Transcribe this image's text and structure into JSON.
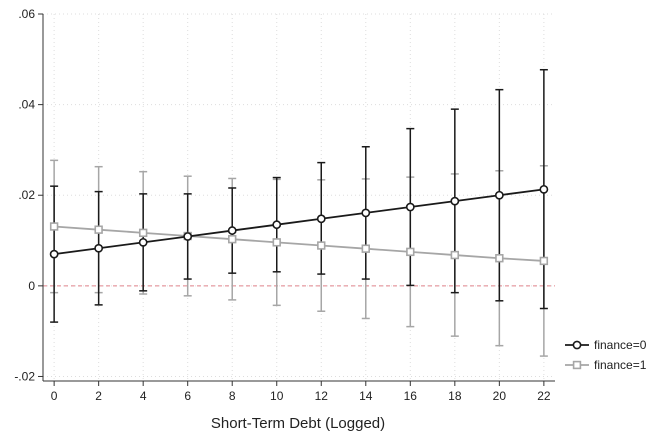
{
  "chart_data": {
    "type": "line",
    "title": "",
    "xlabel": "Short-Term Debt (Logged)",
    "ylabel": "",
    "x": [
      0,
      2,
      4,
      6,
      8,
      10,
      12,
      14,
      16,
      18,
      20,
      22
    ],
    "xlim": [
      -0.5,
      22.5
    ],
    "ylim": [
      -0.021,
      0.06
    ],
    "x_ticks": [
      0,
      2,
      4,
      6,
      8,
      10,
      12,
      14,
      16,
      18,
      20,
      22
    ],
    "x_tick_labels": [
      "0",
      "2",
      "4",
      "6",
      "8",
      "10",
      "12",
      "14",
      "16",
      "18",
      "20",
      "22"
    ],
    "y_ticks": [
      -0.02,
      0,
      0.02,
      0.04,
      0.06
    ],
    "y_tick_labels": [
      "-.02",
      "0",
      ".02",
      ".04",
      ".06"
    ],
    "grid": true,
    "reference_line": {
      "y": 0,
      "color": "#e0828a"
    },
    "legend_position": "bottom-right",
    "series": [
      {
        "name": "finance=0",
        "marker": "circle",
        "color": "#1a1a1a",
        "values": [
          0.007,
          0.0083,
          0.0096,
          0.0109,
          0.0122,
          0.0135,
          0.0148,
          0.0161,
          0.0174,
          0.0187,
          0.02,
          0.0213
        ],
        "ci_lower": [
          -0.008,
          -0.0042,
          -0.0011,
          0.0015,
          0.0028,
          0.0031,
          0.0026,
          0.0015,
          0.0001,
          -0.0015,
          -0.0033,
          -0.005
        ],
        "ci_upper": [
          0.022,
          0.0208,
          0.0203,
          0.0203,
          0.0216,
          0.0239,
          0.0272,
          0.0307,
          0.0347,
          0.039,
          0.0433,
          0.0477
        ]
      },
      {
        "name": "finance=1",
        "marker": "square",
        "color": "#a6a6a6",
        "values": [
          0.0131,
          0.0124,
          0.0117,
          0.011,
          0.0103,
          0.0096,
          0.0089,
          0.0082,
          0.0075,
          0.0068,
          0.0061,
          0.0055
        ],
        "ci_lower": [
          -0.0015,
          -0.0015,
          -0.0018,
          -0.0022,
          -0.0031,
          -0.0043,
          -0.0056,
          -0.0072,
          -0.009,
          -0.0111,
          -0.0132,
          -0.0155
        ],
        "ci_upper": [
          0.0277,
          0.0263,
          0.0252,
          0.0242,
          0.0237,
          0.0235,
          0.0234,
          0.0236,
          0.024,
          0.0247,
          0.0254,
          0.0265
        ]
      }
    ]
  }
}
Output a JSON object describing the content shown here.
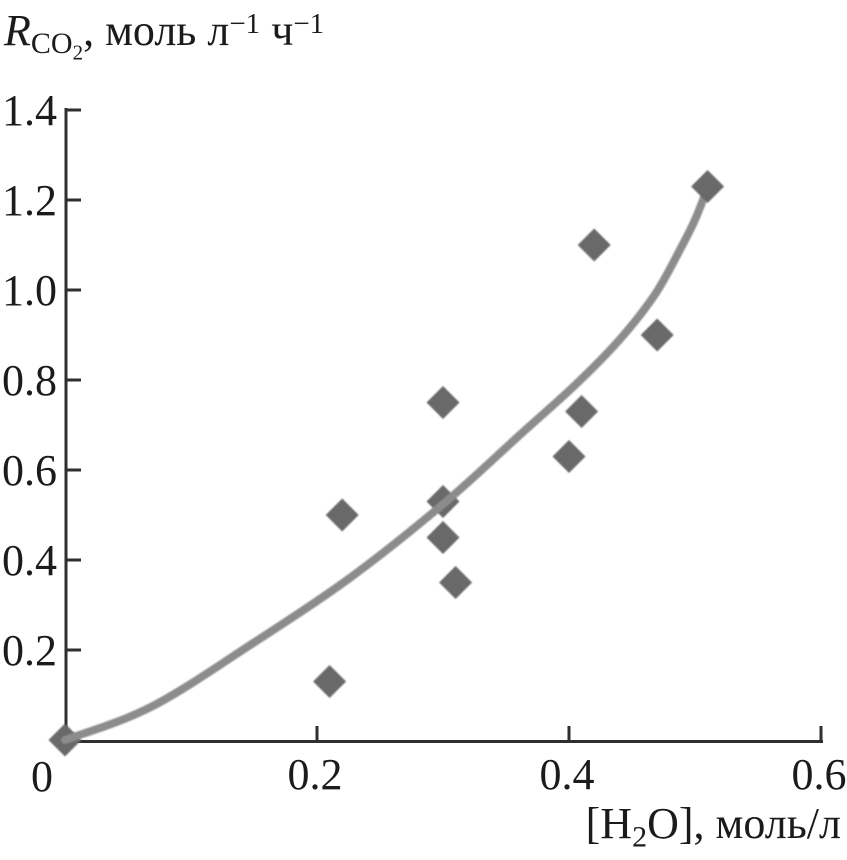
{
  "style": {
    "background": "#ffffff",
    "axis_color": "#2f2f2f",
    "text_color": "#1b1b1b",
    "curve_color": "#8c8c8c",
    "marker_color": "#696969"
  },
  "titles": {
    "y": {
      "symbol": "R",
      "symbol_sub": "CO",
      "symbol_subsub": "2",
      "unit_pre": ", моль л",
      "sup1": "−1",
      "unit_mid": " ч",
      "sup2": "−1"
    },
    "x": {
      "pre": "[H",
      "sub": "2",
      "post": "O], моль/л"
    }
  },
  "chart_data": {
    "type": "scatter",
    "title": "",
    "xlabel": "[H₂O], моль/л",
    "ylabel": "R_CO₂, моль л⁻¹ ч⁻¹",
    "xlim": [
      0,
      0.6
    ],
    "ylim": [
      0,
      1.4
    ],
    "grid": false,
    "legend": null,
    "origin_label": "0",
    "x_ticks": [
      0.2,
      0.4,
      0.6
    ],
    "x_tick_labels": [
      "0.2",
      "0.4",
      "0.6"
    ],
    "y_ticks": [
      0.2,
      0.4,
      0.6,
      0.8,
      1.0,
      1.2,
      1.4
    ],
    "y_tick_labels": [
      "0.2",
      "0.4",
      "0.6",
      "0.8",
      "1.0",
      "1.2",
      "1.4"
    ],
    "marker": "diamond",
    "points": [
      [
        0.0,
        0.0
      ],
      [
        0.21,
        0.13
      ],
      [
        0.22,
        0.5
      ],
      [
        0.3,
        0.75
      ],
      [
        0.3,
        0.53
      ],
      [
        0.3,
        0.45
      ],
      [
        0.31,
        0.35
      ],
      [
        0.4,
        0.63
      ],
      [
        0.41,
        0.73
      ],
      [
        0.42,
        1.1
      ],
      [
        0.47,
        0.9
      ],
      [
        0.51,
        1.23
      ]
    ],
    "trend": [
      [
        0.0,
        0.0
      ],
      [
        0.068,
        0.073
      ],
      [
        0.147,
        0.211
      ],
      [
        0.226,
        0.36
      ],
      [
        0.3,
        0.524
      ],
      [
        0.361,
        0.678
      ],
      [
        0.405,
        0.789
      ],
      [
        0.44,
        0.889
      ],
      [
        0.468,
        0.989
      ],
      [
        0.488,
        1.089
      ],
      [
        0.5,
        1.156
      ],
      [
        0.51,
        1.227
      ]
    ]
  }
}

####

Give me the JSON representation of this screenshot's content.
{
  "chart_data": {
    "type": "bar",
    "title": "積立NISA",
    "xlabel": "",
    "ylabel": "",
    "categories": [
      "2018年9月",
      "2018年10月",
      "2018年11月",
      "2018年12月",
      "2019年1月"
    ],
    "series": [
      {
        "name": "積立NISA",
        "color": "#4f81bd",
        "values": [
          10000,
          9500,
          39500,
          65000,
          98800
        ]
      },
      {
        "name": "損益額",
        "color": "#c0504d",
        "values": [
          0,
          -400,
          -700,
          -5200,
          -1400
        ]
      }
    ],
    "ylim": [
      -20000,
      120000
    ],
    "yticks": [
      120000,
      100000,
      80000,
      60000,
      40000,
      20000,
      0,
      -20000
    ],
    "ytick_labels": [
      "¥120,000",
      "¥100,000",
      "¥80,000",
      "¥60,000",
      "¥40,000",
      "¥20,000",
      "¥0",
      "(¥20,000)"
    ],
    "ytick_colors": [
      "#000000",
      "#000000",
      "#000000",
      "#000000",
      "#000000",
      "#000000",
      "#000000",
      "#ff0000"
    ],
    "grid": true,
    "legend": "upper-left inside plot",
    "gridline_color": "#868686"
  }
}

####

PROBLEM DETAILS
Pull every line containing "JSON" from the data.

FINAL ANSWER
Transcribe this image's text and structure into JSON.
Output a JSON object describing the content shown here.
Give me the JSON representation of this screenshot's content.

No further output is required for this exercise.